Goal — Return all of the entries exactly, with nothing added or left out.

## Begin Material for the task

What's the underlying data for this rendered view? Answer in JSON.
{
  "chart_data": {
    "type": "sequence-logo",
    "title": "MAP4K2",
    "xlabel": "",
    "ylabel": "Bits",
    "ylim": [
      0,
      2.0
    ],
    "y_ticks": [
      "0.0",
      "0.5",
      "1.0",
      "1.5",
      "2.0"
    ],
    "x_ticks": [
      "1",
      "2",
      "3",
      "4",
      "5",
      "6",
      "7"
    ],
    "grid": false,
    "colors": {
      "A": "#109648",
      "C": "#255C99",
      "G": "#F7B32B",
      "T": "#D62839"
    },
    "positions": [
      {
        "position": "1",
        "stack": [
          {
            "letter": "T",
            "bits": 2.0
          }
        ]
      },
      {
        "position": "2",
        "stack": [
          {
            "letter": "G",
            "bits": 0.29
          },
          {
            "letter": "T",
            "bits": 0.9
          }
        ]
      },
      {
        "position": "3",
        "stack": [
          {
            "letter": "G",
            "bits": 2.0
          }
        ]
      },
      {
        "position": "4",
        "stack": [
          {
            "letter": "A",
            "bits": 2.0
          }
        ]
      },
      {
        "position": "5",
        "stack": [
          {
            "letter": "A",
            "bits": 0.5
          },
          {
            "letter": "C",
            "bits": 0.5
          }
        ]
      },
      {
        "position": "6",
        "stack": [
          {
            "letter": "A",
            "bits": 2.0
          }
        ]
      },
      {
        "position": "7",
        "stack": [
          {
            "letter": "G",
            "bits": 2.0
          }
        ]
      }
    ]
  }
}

## End Material for the task

In response —
What's the underlying data for this rendered view? Answer in JSON.
{
  "chart_data": {
    "type": "sequence-logo",
    "title": "MAP4K2",
    "xlabel": "",
    "ylabel": "Bits",
    "ylim": [
      0,
      2.0
    ],
    "y_ticks": [
      "0.0",
      "0.5",
      "1.0",
      "1.5",
      "2.0"
    ],
    "x_ticks": [
      "1",
      "2",
      "3",
      "4",
      "5",
      "6",
      "7"
    ],
    "grid": false,
    "colors": {
      "A": "#109648",
      "C": "#255C99",
      "G": "#F7B32B",
      "T": "#D62839"
    },
    "positions": [
      {
        "position": "1",
        "stack": [
          {
            "letter": "T",
            "bits": 2.0
          }
        ]
      },
      {
        "position": "2",
        "stack": [
          {
            "letter": "G",
            "bits": 0.29
          },
          {
            "letter": "T",
            "bits": 0.9
          }
        ]
      },
      {
        "position": "3",
        "stack": [
          {
            "letter": "G",
            "bits": 2.0
          }
        ]
      },
      {
        "position": "4",
        "stack": [
          {
            "letter": "A",
            "bits": 2.0
          }
        ]
      },
      {
        "position": "5",
        "stack": [
          {
            "letter": "A",
            "bits": 0.5
          },
          {
            "letter": "C",
            "bits": 0.5
          }
        ]
      },
      {
        "position": "6",
        "stack": [
          {
            "letter": "A",
            "bits": 2.0
          }
        ]
      },
      {
        "position": "7",
        "stack": [
          {
            "letter": "G",
            "bits": 2.0
          }
        ]
      }
    ]
  }
}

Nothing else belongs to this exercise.